━━━━━ Record extracts

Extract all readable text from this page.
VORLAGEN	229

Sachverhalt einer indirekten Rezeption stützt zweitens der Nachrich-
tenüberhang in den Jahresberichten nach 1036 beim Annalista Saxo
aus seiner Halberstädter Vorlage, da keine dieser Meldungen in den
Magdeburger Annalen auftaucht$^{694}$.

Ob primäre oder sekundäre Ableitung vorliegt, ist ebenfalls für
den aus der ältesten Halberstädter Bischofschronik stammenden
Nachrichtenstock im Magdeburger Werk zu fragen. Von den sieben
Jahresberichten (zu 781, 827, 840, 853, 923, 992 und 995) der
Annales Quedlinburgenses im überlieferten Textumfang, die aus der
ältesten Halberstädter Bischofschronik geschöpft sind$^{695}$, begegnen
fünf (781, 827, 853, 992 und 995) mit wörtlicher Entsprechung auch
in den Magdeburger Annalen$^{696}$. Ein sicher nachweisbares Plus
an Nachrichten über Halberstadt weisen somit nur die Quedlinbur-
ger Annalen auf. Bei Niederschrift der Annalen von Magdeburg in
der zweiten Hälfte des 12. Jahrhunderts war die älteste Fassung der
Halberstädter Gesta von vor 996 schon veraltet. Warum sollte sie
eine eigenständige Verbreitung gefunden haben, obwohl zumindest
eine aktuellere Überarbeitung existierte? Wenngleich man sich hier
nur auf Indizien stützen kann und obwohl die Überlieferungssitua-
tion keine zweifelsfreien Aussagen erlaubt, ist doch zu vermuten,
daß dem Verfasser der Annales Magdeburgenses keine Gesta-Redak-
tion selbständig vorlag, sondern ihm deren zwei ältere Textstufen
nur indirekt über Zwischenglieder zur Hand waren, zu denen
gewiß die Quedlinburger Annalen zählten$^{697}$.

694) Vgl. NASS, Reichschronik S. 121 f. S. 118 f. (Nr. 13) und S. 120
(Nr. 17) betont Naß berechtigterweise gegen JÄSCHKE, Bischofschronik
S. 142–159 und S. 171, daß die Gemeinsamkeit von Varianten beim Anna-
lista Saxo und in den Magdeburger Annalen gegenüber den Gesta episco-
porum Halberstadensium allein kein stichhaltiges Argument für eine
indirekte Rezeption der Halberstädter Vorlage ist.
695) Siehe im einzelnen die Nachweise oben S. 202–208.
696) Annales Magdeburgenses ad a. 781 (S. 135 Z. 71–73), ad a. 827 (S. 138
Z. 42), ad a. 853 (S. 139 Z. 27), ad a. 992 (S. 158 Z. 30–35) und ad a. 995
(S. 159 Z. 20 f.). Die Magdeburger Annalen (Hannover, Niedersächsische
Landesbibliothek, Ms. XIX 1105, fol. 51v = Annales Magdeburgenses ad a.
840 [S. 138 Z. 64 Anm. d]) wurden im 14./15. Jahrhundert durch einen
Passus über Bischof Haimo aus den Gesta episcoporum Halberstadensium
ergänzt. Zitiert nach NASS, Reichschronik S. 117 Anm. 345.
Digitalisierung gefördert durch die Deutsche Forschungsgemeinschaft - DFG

━━━━━━━━━━

**Work required**
Every entry above should be retyped exactly as shown.

**Solution to the problem**
Extract all readable text from this page.
VORLAGEN	229

Sachverhalt einer indirekten Rezeption stützt zweitens der Nachrich-
tenüberhang in den Jahresberichten nach 1036 beim Annalista Saxo
aus seiner Halberstädter Vorlage, da keine dieser Meldungen in den
Magdeburger Annalen auftaucht$^{694}$.

Ob primäre oder sekundäre Ableitung vorliegt, ist ebenfalls für
den aus der ältesten Halberstädter Bischofschronik stammenden
Nachrichtenstock im Magdeburger Werk zu fragen. Von den sieben
Jahresberichten (zu 781, 827, 840, 853, 923, 992 und 995) der
Annales Quedlinburgenses im überlieferten Textumfang, die aus der
ältesten Halberstädter Bischofschronik geschöpft sind$^{695}$, begegnen
fünf (781, 827, 853, 992 und 995) mit wörtlicher Entsprechung auch
in den Magdeburger Annalen$^{696}$. Ein sicher nachweisbares Plus
an Nachrichten über Halberstadt weisen somit nur die Quedlinbur-
ger Annalen auf. Bei Niederschrift der Annalen von Magdeburg in
der zweiten Hälfte des 12. Jahrhunderts war die älteste Fassung der
Halberstädter Gesta von vor 996 schon veraltet. Warum sollte sie
eine eigenständige Verbreitung gefunden haben, obwohl zumindest
eine aktuellere Überarbeitung existierte? Wenngleich man sich hier
nur auf Indizien stützen kann und obwohl die Überlieferungssitua-
tion keine zweifelsfreien Aussagen erlaubt, ist doch zu vermuten,
daß dem Verfasser der Annales Magdeburgenses keine Gesta-Redak-
tion selbständig vorlag, sondern ihm deren zwei ältere Textstufen
nur indirekt über Zwischenglieder zur Hand waren, zu denen
gewiß die Quedlinburger Annalen zählten$^{697}$.

694) Vgl. NASS, Reichschronik S. 121 f. S. 118 f. (Nr. 13) und S. 120
(Nr. 17) betont Naß berechtigterweise gegen JÄSCHKE, Bischofschronik
S. 142–159 und S. 171, daß die Gemeinsamkeit von Varianten beim Anna-
lista Saxo und in den Magdeburger Annalen gegenüber den Gesta episco-
porum Halberstadensium allein kein stichhaltiges Argument für eine
indirekte Rezeption der Halberstädter Vorlage ist.
695) Siehe im einzelnen die Nachweise oben S. 202–208.
696) Annales Magdeburgenses ad a. 781 (S. 135 Z. 71–73), ad a. 827 (S. 138
Z. 42), ad a. 853 (S. 139 Z. 27), ad a. 992 (S. 158 Z. 30–35) und ad a. 995
(S. 159 Z. 20 f.). Die Magdeburger Annalen (Hannover, Niedersächsische
Landesbibliothek, Ms. XIX 1105, fol. 51v = Annales Magdeburgenses ad a.
840 [S. 138 Z. 64 Anm. d]) wurden im 14./15. Jahrhundert durch einen
Passus über Bischof Haimo aus den Gesta episcoporum Halberstadensium
ergänzt. Zitiert nach NASS, Reichschronik S. 117 Anm. 345.
Digitalisierung gefördert durch die Deutsche Forschungsgemeinschaft - DFG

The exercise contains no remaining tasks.